* **Job**: The entries below are to be written out again without alteration.

Data shown start

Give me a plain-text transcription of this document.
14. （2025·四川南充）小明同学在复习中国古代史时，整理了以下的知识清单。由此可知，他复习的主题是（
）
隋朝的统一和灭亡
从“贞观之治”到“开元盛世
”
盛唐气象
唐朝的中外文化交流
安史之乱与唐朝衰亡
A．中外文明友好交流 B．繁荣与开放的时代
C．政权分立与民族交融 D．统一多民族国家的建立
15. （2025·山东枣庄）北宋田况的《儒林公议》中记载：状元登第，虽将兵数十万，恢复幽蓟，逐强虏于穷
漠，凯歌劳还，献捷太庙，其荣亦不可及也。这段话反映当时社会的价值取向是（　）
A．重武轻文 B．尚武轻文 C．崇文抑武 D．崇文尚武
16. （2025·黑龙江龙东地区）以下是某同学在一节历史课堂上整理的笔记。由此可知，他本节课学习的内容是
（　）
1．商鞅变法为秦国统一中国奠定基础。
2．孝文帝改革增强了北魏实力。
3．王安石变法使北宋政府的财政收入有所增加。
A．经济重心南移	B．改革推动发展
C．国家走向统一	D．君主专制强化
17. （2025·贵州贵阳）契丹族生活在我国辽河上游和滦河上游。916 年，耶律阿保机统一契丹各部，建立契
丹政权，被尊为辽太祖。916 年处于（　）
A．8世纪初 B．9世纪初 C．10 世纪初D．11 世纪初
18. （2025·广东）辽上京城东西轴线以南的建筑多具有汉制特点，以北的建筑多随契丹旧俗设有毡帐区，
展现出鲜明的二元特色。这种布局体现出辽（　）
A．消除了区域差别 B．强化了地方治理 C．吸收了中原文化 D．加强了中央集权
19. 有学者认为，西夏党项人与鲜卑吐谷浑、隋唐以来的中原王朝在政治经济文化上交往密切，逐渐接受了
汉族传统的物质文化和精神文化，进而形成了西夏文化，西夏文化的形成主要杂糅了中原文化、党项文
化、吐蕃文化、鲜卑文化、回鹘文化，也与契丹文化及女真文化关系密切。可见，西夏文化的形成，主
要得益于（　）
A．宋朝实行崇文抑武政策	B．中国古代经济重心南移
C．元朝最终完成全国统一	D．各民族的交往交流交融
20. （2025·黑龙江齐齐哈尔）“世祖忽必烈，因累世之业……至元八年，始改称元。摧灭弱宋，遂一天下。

Data shown end

* **Result of the task**:
Give me a plain-text transcription of this document.
14. （2025·四川南充）小明同学在复习中国古代史时，整理了以下的知识清单。由此可知，他复习的主题是（
）
隋朝的统一和灭亡
从“贞观之治”到“开元盛世
”
盛唐气象
唐朝的中外文化交流
安史之乱与唐朝衰亡
A．中外文明友好交流 B．繁荣与开放的时代
C．政权分立与民族交融 D．统一多民族国家的建立
15. （2025·山东枣庄）北宋田况的《儒林公议》中记载：状元登第，虽将兵数十万，恢复幽蓟，逐强虏于穷
漠，凯歌劳还，献捷太庙，其荣亦不可及也。这段话反映当时社会的价值取向是（　）
A．重武轻文 B．尚武轻文 C．崇文抑武 D．崇文尚武
16. （2025·黑龙江龙东地区）以下是某同学在一节历史课堂上整理的笔记。由此可知，他本节课学习的内容是
（　）
1．商鞅变法为秦国统一中国奠定基础。
2．孝文帝改革增强了北魏实力。
3．王安石变法使北宋政府的财政收入有所增加。
A．经济重心南移	B．改革推动发展
C．国家走向统一	D．君主专制强化
17. （2025·贵州贵阳）契丹族生活在我国辽河上游和滦河上游。916 年，耶律阿保机统一契丹各部，建立契
丹政权，被尊为辽太祖。916 年处于（　）
A．8世纪初 B．9世纪初 C．10 世纪初D．11 世纪初
18. （2025·广东）辽上京城东西轴线以南的建筑多具有汉制特点，以北的建筑多随契丹旧俗设有毡帐区，
展现出鲜明的二元特色。这种布局体现出辽（　）
A．消除了区域差别 B．强化了地方治理 C．吸收了中原文化 D．加强了中央集权
19. 有学者认为，西夏党项人与鲜卑吐谷浑、隋唐以来的中原王朝在政治经济文化上交往密切，逐渐接受了
汉族传统的物质文化和精神文化，进而形成了西夏文化，西夏文化的形成主要杂糅了中原文化、党项文
化、吐蕃文化、鲜卑文化、回鹘文化，也与契丹文化及女真文化关系密切。可见，西夏文化的形成，主
要得益于（　）
A．宋朝实行崇文抑武政策	B．中国古代经济重心南移
C．元朝最终完成全国统一	D．各民族的交往交流交融
20. （2025·黑龙江齐齐哈尔）“世祖忽必烈，因累世之业……至元八年，始改称元。摧灭弱宋，遂一天下。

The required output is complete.